Task details
Copy out all lines with the word "text" in them.

*-*-*

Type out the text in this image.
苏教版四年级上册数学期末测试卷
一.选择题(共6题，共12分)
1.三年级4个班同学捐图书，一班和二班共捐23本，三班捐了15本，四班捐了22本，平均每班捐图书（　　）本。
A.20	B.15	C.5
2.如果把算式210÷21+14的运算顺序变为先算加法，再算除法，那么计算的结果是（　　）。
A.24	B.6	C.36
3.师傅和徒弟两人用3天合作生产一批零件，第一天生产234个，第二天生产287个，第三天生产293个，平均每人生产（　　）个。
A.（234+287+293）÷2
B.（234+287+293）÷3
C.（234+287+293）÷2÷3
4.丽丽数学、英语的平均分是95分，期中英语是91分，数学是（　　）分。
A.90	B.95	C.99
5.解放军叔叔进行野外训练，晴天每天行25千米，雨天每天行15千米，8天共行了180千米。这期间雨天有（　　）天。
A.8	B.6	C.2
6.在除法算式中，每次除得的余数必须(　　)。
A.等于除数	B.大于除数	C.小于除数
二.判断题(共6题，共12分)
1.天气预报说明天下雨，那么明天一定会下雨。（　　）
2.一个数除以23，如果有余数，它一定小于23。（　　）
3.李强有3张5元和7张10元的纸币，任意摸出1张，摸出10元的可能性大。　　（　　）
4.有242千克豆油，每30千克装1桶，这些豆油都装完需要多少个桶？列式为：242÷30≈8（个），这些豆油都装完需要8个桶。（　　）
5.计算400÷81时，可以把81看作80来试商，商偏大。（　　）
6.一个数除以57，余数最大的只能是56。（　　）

*-*-*

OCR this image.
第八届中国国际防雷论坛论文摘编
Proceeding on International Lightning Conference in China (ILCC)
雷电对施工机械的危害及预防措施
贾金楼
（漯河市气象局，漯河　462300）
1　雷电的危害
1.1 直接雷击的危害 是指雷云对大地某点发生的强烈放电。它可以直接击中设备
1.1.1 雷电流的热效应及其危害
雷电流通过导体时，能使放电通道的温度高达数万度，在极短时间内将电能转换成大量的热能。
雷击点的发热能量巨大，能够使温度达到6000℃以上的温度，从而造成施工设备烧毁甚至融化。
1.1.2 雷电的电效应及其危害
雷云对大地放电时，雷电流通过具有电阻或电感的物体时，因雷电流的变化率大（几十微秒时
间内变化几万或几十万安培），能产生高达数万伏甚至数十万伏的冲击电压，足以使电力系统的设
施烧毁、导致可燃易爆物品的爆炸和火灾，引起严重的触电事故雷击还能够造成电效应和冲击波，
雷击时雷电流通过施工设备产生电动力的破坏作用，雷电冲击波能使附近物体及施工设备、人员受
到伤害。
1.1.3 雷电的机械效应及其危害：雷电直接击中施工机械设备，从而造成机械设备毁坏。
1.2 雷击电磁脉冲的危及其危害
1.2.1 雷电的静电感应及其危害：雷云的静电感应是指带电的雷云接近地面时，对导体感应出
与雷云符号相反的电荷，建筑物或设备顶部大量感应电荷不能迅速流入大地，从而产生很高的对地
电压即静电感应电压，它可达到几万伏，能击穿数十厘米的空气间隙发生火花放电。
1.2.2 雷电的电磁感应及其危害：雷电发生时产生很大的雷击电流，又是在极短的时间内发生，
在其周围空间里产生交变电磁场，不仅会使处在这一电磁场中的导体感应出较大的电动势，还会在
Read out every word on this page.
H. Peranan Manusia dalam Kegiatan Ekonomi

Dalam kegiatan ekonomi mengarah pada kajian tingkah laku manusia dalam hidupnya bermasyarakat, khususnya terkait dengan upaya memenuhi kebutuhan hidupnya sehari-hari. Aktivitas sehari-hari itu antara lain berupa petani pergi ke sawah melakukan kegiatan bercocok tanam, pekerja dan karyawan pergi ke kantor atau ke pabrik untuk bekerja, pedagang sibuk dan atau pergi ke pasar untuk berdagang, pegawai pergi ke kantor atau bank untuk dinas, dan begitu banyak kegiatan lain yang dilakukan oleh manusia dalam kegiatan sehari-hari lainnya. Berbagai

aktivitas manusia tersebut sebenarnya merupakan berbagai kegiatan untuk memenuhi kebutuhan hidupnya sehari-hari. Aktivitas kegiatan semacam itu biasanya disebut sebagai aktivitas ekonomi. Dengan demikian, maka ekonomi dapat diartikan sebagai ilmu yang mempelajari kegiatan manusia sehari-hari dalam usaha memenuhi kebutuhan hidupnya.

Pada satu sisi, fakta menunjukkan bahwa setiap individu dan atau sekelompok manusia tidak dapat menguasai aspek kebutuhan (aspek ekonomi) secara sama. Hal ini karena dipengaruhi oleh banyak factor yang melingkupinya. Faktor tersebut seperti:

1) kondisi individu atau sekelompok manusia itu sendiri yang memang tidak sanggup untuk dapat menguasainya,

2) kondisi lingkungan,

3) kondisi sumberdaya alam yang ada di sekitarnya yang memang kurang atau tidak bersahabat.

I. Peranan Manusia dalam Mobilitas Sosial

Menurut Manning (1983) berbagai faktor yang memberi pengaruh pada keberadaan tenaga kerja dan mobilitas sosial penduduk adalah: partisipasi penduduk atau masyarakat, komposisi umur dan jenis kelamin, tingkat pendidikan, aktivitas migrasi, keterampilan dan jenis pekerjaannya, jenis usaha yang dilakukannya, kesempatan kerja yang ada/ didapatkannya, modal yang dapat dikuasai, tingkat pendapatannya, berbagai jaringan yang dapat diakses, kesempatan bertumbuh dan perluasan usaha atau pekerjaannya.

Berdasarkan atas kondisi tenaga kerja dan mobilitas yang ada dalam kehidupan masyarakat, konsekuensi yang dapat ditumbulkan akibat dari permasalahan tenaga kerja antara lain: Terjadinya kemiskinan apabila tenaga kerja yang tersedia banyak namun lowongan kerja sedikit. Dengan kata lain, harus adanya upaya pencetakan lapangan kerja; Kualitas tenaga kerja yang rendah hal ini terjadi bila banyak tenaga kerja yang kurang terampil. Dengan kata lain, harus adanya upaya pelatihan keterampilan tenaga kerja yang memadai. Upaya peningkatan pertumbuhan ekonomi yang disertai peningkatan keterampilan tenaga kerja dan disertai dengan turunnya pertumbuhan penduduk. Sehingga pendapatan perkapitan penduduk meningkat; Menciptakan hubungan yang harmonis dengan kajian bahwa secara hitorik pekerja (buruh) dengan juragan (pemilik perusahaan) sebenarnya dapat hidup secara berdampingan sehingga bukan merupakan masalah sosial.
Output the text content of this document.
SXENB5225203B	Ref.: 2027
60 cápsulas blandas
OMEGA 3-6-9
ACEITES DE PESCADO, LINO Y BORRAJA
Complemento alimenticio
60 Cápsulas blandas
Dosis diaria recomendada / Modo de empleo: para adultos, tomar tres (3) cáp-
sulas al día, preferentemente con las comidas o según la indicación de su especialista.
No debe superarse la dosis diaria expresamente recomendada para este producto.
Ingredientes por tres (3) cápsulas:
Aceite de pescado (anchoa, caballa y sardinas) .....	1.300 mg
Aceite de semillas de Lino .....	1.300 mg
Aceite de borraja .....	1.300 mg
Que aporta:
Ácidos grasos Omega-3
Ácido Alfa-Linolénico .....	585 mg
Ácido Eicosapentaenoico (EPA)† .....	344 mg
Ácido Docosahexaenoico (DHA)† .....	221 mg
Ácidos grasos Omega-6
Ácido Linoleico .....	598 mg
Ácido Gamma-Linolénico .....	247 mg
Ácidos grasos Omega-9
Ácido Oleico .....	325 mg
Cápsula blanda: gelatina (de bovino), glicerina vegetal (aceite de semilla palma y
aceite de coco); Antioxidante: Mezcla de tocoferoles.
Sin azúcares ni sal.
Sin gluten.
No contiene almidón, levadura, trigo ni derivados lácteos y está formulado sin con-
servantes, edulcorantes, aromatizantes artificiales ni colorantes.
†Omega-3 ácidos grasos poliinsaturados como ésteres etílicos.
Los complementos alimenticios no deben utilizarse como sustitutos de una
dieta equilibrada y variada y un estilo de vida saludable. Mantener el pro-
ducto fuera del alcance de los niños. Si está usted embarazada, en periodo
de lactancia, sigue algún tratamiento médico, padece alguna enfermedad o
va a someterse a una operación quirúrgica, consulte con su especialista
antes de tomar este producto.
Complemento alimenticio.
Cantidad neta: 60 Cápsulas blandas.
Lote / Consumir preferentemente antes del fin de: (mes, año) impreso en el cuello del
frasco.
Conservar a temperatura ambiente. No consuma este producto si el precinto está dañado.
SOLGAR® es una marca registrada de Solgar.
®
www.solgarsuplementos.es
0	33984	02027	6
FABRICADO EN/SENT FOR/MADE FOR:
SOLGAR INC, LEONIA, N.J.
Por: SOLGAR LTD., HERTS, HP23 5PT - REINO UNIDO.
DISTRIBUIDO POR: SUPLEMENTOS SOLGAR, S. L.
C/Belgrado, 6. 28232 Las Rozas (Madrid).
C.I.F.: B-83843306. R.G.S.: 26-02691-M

*-*-*

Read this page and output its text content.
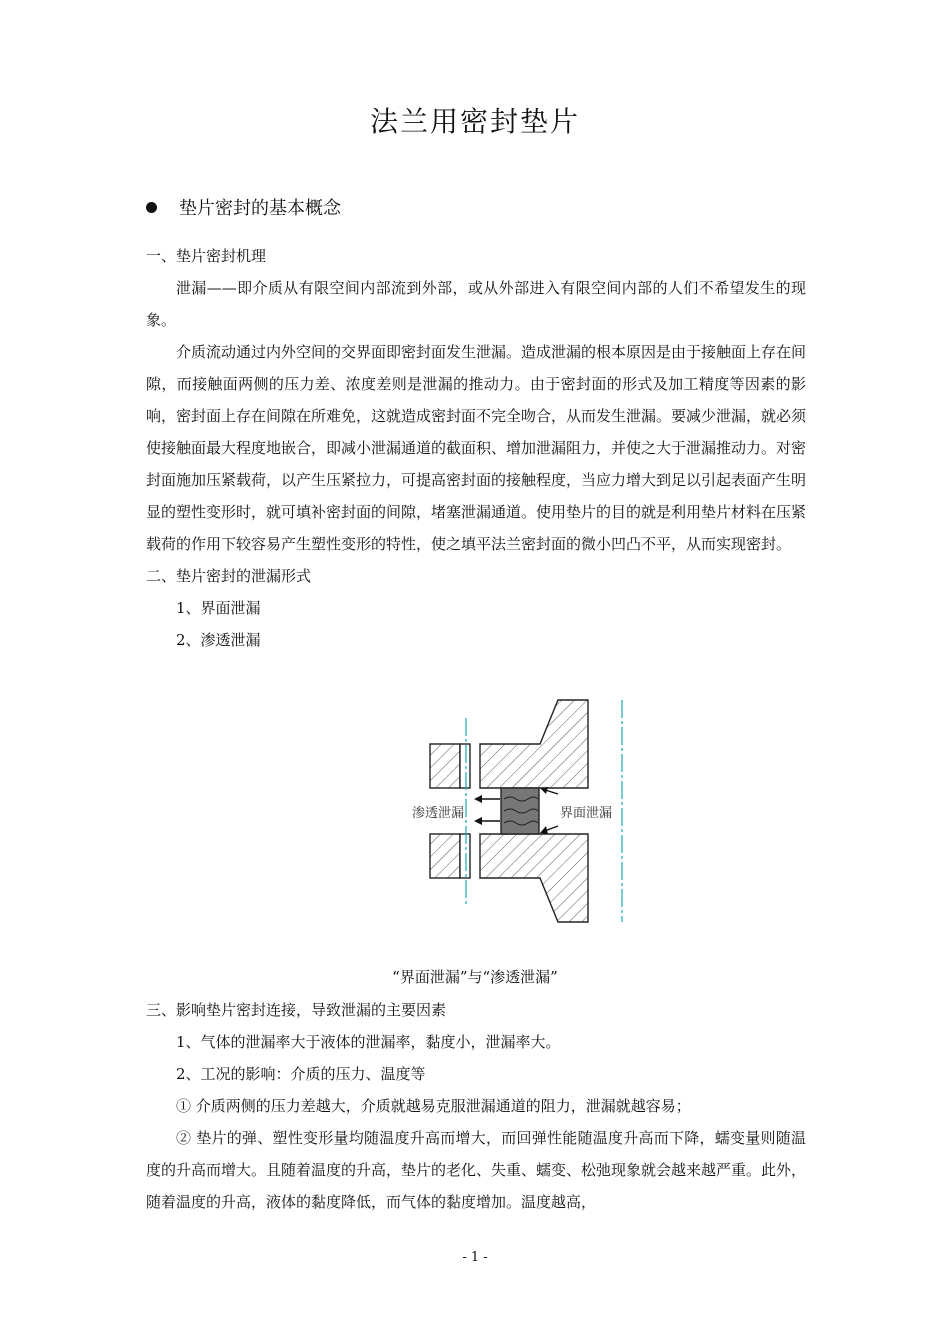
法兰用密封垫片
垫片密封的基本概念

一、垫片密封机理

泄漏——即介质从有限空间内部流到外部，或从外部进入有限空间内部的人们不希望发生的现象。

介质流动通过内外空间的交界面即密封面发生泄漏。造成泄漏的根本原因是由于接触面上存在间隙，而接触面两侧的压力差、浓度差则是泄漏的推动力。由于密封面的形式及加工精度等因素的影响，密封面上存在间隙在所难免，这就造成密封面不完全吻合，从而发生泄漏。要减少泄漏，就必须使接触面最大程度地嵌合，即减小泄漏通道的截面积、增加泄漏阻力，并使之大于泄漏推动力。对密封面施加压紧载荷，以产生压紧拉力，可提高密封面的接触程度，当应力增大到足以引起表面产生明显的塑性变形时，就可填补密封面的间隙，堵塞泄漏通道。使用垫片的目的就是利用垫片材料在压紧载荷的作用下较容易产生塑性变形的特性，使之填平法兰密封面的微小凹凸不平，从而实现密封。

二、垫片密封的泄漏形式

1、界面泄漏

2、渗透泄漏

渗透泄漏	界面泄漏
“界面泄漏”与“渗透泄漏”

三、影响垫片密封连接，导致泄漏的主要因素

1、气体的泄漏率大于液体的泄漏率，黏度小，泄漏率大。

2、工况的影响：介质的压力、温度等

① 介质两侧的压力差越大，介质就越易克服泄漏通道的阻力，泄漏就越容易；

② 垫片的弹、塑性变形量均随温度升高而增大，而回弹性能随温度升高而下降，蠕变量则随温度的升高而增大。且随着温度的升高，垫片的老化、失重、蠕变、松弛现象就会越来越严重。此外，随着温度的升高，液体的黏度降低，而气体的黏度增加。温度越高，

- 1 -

*-*-*

Solution below
Type out the text in this image.
Output the text content of this document.
Read this page and output its text content.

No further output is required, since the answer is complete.